* [PROBLEM DESCRIPTION]: Quote every line as written. Omit pictures.

[Dataset rows about figures]
--- --- ---

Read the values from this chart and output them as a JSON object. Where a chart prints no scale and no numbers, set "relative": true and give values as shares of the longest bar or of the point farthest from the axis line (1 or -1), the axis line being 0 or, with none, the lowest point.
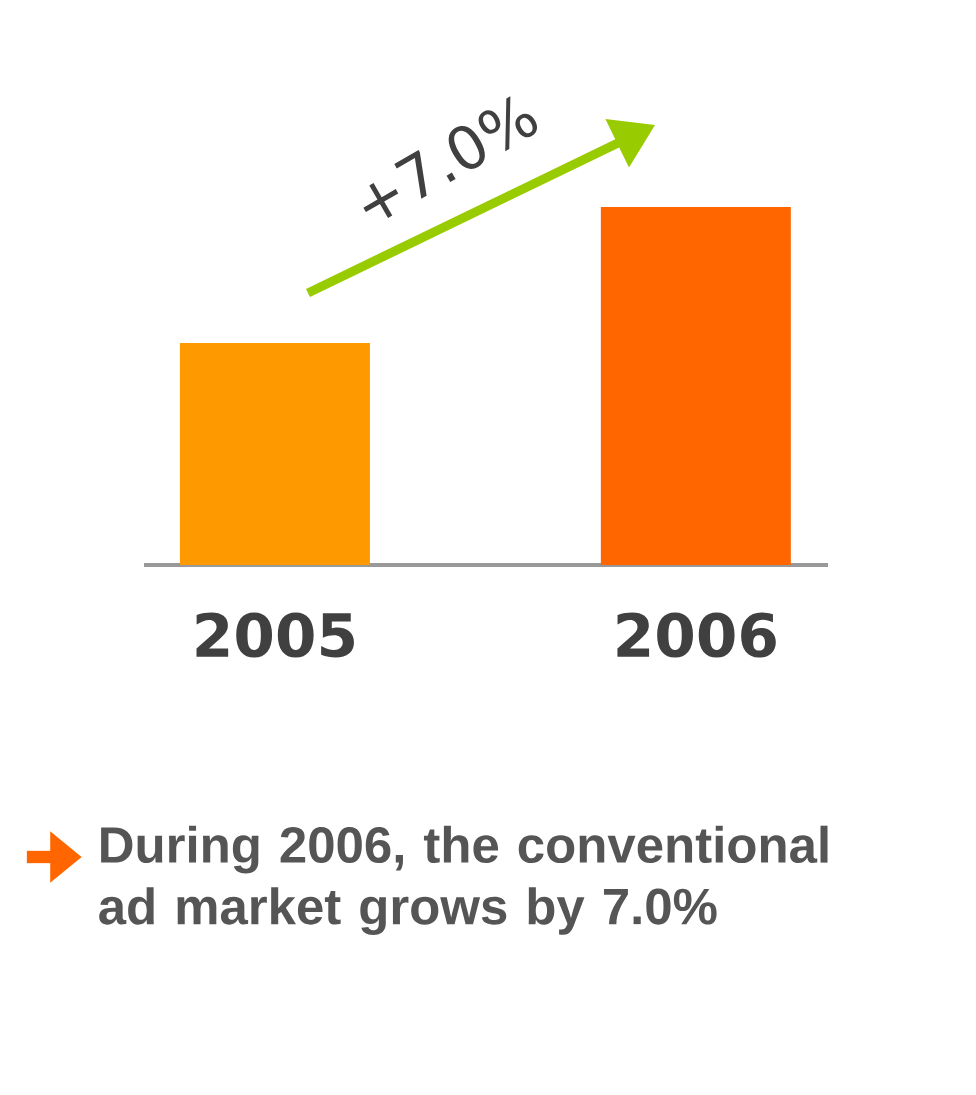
{
  "chart_data": {
    "type": "bar",
    "relative": true,
    "categories": [
      "2005",
      "2006"
    ],
    "values": [
      0.62,
      1
    ],
    "colors": [
      "#ff9900",
      "#ff6600"
    ],
    "annotations": [
      "+7.0%",
      "During 2006, the conventional ad market grows by 7.0%"
    ]
  }
}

--- --- ---

* [THE ANSWER]:
Read the values from this chart and output them as a JSON object. Where a chart prints no scale and no numbers, set "relative": true and give values as shares of the longest bar or of the point farthest from the axis line (1 or -1), the axis line being 0 or, with none, the lowest point.
{
  "chart_data": {
    "type": "bar",
    "relative": true,
    "categories": [
      "2005",
      "2006"
    ],
    "values": [
      0.62,
      1
    ],
    "colors": [
      "#ff9900",
      "#ff6600"
    ],
    "annotations": [
      "+7.0%",
      "During 2006, the conventional ad market grows by 7.0%"
    ]
  }
}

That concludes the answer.